What is the number of lines holding the word "课外的主动模仿与演练"? Give that number alone.

#### INPUT ROWS

★ ★ ★ ★ ★ ★ ★

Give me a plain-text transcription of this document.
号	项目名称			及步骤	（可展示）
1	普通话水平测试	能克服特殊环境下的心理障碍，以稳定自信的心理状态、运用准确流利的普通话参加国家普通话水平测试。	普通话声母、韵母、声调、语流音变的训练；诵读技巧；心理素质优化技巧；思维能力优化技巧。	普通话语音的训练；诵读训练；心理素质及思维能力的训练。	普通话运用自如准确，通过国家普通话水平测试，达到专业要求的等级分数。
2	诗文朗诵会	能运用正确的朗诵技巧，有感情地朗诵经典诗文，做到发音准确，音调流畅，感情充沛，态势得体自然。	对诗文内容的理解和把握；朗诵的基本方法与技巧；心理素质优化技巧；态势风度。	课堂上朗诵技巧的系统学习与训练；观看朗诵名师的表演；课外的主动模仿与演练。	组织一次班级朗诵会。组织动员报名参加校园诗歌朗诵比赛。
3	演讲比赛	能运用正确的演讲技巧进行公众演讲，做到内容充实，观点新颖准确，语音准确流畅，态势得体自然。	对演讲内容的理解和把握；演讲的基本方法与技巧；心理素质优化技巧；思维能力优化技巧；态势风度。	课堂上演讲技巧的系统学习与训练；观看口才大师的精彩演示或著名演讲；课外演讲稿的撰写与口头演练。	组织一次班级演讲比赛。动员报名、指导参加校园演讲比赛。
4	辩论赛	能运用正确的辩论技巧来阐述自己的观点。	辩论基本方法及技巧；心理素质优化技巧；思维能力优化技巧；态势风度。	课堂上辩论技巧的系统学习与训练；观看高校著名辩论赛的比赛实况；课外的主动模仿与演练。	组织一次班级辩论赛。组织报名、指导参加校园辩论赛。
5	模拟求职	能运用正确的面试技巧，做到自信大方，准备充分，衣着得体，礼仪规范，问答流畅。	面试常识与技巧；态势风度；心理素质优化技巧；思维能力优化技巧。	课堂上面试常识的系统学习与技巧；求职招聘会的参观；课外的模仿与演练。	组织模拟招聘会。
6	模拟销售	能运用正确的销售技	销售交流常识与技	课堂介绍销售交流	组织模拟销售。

★ ★ ★ ★ ★ ★ ★

#### TASK RESPONSE
2